Pick out each line containing the string "content".
══════
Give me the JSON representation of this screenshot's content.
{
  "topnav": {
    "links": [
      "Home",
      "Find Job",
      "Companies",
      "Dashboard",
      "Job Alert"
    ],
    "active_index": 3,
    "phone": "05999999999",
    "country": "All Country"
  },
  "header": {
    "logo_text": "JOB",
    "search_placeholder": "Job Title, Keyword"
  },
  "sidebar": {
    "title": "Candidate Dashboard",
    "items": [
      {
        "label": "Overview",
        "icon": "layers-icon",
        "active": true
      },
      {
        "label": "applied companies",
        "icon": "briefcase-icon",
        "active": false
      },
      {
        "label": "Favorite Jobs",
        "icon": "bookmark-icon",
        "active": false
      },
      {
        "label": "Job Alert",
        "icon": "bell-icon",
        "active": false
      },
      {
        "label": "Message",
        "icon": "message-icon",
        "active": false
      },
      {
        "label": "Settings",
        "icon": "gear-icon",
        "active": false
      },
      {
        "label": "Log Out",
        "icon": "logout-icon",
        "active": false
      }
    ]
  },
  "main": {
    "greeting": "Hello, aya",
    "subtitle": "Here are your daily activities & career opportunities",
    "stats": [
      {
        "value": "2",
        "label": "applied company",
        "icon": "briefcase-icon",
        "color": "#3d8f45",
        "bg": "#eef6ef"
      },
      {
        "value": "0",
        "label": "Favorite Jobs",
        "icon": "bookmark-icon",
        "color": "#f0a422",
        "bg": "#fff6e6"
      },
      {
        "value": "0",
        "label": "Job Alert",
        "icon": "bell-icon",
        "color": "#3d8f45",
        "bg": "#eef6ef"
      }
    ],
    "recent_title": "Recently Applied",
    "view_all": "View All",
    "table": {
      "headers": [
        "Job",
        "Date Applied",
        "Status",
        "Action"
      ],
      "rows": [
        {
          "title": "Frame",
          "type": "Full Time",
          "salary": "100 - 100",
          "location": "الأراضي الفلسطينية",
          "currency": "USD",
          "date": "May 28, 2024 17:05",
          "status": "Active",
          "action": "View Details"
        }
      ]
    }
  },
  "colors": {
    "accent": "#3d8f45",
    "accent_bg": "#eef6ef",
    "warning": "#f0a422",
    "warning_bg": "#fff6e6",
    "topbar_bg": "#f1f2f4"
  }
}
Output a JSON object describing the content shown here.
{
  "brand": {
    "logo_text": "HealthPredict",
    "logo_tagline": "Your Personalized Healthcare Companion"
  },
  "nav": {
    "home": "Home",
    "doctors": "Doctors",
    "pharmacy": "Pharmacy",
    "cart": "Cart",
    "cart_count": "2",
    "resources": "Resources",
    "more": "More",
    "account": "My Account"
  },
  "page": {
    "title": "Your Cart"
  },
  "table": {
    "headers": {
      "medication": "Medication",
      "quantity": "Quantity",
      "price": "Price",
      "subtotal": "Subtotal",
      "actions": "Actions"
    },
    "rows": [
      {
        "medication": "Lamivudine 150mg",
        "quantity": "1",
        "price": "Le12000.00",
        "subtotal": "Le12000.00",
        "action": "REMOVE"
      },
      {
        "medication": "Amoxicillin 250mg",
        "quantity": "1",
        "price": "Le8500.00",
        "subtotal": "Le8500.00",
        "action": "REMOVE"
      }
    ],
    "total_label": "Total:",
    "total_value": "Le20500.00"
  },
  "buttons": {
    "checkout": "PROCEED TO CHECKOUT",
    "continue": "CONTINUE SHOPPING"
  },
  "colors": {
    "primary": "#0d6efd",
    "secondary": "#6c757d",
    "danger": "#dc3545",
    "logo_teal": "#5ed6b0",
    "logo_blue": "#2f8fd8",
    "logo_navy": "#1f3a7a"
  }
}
══════
▸ **Correct result**:
Give me the JSON representation of this screenshot's content.
Output a JSON object describing the content shown here.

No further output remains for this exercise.